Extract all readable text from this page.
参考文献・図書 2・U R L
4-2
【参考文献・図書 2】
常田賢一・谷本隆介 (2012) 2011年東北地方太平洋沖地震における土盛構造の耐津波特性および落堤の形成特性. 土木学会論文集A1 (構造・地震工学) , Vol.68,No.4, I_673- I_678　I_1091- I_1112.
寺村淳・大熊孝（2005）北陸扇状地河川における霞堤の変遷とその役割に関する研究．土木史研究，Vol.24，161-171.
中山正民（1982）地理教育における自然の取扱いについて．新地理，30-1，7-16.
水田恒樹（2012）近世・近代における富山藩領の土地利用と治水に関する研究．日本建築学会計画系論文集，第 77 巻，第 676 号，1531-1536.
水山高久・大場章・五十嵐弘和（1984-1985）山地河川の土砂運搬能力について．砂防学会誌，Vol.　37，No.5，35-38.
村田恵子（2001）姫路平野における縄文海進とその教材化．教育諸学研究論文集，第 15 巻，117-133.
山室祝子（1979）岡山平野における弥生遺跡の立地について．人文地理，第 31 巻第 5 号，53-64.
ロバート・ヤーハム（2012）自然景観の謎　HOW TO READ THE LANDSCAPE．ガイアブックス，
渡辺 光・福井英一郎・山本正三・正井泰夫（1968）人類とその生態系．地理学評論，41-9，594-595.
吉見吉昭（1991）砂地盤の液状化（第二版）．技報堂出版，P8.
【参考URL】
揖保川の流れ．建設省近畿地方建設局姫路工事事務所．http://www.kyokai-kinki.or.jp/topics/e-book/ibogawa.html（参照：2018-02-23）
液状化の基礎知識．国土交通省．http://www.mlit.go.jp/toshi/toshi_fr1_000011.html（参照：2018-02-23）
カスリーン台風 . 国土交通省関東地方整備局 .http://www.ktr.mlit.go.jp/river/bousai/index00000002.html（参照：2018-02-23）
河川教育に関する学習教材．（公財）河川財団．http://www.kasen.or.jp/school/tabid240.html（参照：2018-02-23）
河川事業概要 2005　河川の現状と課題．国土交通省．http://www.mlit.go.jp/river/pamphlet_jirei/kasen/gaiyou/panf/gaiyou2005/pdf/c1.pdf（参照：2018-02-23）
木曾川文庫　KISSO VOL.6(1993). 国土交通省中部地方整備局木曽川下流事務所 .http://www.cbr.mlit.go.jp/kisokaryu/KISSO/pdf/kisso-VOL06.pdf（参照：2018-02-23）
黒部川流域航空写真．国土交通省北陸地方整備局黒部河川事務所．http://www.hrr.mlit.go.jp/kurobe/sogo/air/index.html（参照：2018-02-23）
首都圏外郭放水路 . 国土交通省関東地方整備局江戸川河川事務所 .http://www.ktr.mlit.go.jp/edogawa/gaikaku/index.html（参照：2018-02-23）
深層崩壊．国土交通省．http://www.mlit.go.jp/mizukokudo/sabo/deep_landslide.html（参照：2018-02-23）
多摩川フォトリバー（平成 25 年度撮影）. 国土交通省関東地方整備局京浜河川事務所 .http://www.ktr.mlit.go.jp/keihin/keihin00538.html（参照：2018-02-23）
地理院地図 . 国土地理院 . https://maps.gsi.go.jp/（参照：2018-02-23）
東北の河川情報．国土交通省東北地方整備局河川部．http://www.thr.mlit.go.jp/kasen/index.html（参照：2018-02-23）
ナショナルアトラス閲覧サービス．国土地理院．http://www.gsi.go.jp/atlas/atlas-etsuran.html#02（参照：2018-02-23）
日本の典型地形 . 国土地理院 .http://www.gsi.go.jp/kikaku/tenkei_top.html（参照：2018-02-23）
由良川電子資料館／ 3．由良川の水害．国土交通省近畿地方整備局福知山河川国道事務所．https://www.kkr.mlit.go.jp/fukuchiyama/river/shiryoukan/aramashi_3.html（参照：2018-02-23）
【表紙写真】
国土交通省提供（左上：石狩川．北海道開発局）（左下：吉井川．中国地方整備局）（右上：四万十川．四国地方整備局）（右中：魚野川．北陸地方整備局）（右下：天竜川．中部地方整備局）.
··········
YOUR GOAL =
Among the lines of the material, find those that hold the word "国土地理院" and copy them.

COMPLETED EXERCISE =
地理院地図 . 国土地理院 . https://maps.gsi.go.jp/（参照：2018-02-23）
ナショナルアトラス閲覧サービス．国土地理院．http://www.gsi.go.jp/atlas/atlas-etsuran.html#02（参照：2018-02-23）
日本の典型地形 . 国土地理院 .http://www.gsi.go.jp/kikaku/tenkei_top.html（参照：2018-02-23）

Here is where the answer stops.